____ Testo
Soffermandoci un momento sul tuo strumento, quale modello utilizzi dal vivo e in sala di registrazione?

«Uso diversi strumenti in base al genere musicale e alle composizioni da eseguire. Quelli che viaggiano sempre con me sono sei, ma come in una famiglia, non è detto che non possano aumentare. Fra questi vorrei menzionare gli strumenti della “Baffetti Accordions” che, grazie all’accortezza del team Baffetti, producono un suono immediatamente riconoscibile. Questo, innanzitutto, a partire dalle differenti tipologie di legno adoperato, che influisce sensibilmente sulle sonorità. Inoltre, annullano la dispersione d’aria che può verificarsi con i movimenti del mantice. Poi, la tastiera risulta molto morbida sotto la pressione delle dita, per cui si riduce notevolmente lo sforzo delle mani durante le esecuzioni».

Per l’immediato futuro, hai in animo nuovi progetti?

«Al momento sto lavorando su alcuni brani di prossima uscita, anche avvalendomi dell’ormai storica collaborazione con Calabria Sona. Spero di poter continuare a girare il mondo con le mie composizioni. E perché no, che i miei brani originali possano farlo ancora più di me».
________
____ Dati estratti
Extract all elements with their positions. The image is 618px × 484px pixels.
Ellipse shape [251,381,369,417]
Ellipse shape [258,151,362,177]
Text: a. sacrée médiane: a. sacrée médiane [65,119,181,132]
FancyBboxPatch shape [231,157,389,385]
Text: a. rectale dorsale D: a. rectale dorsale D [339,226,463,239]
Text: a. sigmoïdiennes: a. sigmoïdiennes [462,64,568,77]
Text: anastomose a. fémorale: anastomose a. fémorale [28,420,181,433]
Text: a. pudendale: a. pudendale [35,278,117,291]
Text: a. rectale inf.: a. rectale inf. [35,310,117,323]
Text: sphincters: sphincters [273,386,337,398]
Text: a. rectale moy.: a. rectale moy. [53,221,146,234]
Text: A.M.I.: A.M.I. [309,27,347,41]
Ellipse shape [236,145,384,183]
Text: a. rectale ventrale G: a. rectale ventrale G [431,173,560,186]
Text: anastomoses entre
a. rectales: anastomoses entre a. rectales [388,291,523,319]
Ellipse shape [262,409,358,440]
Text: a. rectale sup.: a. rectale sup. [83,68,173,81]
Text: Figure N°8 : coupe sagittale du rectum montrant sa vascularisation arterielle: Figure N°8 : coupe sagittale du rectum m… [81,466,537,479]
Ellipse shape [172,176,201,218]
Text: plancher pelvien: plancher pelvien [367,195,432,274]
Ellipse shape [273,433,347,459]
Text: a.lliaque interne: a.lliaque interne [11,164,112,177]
________
▶ Consegne dell'esercizio
1. Secondo l'intervista, quanti sono gli strumenti che viaggiano sempre con chi risponde?
2. Traduca in inglese la seguente frase dell'intervista: «Spero di poter continuare a girare il mondo con le mie composizioni.»
3. Trascriva fedelmente il passo dell'intervista da "Soffermandoci un momento" a "animo nuovi progetti?".

▶ Risposte complete
1. Sei.

2. I hope to be able to keep traveling the world with my compositions.

3.
Soffermandoci un momento sul tuo strumento, quale modello utilizzi dal vivo e in sala di registrazione?

«Uso diversi strumenti in base al genere musicale e alle composizioni da eseguire. Quelli che viaggiano sempre con me sono sei, ma come in una famiglia, non è detto che non possano aumentare. Fra questi vorrei menzionare gli strumenti della “Baffetti Accordions” che, grazie all’accortezza del team Baffetti, producono un suono immediatamente riconoscibile. Questo, innanzitutto, a partire dalle differenti tipologie di legno adoperato, che influisce sensibilmente sulle sonorità. Inoltre, annullano la dispersione d’aria che può verificarsi con i movimenti del mantice. Poi, la tastiera risulta molto morbida sotto la pressione delle dita, per cui si riduce notevolmente lo sforzo delle mani durante le esecuzioni».

Per l’immediato futuro, hai in animo nuovi progetti?